__Challenge__
Locate all lines in the data below that hold "printf" and show them.
* BEGIN Raw records *
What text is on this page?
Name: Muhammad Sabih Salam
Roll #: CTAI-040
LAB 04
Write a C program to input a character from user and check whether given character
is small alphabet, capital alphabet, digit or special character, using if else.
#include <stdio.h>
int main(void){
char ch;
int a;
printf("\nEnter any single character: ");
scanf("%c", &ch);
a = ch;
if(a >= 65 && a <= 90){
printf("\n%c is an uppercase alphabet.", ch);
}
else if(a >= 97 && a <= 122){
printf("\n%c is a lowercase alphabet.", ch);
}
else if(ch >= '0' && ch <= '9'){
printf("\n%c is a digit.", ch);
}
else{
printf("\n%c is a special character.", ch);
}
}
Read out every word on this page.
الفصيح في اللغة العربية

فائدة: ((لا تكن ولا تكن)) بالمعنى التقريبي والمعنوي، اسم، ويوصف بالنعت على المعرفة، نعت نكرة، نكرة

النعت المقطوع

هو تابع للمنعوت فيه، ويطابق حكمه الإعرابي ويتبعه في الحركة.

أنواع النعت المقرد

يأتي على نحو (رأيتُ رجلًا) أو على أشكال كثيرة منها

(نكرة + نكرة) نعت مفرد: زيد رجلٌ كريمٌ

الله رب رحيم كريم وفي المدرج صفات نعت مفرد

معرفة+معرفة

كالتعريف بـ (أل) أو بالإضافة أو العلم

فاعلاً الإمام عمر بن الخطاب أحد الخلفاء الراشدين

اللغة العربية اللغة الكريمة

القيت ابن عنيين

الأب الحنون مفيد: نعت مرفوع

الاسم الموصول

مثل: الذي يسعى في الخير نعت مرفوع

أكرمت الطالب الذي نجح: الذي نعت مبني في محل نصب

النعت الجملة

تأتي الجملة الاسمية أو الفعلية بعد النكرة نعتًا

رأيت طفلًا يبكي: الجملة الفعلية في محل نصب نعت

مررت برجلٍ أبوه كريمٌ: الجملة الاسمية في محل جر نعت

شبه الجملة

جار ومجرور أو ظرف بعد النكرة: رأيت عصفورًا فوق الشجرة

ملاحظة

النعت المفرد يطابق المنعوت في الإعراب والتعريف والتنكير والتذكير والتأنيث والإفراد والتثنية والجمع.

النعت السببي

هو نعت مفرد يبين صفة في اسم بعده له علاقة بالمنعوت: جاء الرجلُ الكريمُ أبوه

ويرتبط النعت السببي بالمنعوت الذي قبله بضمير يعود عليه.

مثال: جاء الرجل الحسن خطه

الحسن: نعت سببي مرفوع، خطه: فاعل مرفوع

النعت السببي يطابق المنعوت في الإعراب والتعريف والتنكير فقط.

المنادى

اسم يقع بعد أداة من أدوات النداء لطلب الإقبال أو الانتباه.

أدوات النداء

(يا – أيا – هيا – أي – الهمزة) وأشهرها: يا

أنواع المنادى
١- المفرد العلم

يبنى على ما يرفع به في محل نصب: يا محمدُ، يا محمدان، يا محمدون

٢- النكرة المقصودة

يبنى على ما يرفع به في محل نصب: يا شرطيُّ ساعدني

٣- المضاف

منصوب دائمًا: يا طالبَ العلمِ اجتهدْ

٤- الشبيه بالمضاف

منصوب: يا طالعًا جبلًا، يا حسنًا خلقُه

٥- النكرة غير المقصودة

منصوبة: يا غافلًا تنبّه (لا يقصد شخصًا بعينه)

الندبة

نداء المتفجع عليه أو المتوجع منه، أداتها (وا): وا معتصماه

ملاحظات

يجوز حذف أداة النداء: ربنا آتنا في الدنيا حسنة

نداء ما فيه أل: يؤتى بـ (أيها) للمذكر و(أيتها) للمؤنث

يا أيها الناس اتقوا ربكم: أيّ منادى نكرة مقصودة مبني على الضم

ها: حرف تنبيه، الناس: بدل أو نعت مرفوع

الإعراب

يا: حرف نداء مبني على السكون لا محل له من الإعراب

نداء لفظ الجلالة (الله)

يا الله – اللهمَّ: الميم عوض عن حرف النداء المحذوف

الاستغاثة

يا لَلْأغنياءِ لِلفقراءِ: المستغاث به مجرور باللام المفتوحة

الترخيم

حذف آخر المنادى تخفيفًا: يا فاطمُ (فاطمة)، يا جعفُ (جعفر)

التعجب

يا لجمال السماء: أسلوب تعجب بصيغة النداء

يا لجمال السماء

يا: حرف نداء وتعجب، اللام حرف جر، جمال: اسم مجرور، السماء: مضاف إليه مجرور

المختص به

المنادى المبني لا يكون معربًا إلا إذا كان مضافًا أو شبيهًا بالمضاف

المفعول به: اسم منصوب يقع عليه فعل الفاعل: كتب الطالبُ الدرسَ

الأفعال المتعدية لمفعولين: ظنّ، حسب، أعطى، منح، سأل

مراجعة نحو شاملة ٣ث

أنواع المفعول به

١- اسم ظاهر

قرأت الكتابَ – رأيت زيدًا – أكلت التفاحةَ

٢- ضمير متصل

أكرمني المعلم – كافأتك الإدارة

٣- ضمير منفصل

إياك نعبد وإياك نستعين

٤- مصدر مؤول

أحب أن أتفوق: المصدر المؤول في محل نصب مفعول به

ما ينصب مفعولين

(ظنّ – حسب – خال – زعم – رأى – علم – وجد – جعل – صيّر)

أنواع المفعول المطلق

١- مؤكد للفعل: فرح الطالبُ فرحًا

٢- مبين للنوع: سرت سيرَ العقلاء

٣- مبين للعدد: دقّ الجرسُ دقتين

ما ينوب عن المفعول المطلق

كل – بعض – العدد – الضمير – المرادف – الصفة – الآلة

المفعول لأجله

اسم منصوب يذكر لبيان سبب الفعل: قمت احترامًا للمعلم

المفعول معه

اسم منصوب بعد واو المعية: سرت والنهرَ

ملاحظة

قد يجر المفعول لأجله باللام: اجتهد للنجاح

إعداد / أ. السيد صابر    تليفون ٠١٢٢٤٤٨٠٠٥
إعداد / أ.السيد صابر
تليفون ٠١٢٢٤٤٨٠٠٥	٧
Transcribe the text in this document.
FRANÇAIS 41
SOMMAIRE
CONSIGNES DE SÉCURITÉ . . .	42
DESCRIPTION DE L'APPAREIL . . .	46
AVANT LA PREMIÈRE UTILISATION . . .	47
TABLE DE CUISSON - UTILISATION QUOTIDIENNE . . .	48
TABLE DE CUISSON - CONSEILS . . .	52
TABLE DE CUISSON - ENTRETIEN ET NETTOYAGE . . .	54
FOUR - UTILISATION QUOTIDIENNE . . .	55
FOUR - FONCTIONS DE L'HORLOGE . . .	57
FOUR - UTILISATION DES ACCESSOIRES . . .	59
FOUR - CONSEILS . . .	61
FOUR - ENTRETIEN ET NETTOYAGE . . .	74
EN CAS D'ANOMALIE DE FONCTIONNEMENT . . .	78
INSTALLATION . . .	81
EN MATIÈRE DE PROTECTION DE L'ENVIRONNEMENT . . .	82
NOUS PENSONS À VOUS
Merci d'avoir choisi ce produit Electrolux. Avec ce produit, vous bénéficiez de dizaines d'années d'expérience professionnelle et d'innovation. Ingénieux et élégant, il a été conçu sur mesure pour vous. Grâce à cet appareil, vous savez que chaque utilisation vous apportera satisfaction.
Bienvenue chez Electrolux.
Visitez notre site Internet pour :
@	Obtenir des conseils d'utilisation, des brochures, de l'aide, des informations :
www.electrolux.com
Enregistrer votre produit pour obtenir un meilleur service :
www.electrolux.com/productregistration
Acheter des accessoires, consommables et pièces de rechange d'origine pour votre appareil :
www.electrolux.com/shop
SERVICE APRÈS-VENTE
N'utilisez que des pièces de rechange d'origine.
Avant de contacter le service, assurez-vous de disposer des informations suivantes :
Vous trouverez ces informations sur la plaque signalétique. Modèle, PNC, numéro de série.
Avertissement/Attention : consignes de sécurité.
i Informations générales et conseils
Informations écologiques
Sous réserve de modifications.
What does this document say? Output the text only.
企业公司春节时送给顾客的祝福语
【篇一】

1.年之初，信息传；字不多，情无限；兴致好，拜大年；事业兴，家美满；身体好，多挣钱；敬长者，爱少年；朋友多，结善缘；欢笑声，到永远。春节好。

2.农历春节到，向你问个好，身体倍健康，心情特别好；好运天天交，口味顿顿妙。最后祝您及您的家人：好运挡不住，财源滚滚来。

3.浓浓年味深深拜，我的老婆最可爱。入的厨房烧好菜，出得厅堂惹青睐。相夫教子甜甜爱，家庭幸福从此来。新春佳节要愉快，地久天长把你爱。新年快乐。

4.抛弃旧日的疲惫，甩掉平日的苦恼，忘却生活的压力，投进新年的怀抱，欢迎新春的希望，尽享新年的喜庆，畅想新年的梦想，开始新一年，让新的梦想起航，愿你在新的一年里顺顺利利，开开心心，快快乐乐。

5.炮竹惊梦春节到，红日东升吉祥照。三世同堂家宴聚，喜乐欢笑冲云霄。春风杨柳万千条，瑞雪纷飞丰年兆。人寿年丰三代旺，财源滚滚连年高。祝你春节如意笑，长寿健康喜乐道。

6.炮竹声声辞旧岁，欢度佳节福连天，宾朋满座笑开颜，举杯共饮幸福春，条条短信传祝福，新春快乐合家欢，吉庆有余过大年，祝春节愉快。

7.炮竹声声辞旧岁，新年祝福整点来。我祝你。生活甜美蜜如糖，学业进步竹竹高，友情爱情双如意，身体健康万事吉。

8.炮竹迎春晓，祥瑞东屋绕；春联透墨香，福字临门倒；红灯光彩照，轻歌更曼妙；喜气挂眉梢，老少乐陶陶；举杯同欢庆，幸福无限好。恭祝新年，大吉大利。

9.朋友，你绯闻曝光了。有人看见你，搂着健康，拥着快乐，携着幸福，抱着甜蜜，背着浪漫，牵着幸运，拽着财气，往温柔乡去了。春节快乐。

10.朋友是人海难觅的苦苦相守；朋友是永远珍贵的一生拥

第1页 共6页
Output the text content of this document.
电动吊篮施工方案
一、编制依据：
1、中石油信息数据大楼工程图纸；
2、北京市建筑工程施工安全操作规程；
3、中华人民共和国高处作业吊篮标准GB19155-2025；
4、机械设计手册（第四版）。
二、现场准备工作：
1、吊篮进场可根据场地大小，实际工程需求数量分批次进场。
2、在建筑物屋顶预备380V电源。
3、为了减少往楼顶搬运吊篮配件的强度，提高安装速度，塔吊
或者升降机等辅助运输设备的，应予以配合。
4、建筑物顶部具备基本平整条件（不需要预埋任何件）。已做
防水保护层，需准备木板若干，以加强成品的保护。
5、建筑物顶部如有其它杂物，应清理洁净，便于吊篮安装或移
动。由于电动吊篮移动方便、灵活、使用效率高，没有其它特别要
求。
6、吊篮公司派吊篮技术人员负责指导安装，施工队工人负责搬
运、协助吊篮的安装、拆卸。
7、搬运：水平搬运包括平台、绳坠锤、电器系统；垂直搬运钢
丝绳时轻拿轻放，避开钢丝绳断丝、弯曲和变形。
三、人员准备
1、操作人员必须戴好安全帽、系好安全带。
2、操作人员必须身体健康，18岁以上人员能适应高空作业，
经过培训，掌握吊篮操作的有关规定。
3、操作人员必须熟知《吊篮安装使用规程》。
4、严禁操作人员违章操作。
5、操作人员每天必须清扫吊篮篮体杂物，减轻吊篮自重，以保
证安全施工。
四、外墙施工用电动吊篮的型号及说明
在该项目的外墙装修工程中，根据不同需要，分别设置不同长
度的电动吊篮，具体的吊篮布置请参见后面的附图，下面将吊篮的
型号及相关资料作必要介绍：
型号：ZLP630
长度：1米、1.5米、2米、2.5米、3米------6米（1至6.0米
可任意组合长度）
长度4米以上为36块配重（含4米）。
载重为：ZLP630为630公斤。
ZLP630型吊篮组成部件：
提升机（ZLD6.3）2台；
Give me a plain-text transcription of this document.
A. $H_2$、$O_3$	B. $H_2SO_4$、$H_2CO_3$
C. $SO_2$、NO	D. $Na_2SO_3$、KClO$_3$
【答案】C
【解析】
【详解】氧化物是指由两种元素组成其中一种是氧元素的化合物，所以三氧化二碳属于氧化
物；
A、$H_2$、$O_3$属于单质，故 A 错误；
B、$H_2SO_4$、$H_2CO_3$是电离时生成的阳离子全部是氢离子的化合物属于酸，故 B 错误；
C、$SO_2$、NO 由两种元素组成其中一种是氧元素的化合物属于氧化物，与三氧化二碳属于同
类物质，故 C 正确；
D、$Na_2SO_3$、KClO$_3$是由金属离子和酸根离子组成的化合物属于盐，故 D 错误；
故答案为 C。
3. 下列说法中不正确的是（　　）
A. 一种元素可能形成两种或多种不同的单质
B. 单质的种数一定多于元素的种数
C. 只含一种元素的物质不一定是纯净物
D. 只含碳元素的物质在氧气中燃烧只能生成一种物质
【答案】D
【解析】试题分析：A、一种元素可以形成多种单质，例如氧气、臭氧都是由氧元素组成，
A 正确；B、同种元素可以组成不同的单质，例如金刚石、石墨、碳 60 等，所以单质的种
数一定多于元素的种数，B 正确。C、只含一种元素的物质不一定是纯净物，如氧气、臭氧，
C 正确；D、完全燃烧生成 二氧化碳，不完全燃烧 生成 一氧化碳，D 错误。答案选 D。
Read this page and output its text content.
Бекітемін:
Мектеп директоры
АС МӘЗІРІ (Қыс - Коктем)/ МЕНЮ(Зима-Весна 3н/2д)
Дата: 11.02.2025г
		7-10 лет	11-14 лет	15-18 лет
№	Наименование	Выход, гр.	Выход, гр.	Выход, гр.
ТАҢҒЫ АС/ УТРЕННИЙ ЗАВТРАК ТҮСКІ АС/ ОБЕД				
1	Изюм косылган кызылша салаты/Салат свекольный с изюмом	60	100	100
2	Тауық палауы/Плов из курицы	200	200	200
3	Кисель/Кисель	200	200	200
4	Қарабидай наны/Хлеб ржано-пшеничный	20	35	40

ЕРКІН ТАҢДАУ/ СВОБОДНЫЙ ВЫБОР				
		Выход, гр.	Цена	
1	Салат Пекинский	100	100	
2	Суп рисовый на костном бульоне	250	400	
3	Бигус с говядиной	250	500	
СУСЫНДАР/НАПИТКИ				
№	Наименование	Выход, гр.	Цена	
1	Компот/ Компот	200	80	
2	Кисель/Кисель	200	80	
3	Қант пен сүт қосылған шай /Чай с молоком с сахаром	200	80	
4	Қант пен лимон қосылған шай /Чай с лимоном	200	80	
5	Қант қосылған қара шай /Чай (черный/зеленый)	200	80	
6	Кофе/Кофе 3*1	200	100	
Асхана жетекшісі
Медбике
* END Raw records *
__Correct answer__
printf("\nEnter any single character: ");
printf("\n%c is an uppercase alphabet.", ch);
printf("\n%c is a lowercase alphabet.", ch);
printf("\n%c is a digit.", ch);
printf("\n%c is a special character.", ch);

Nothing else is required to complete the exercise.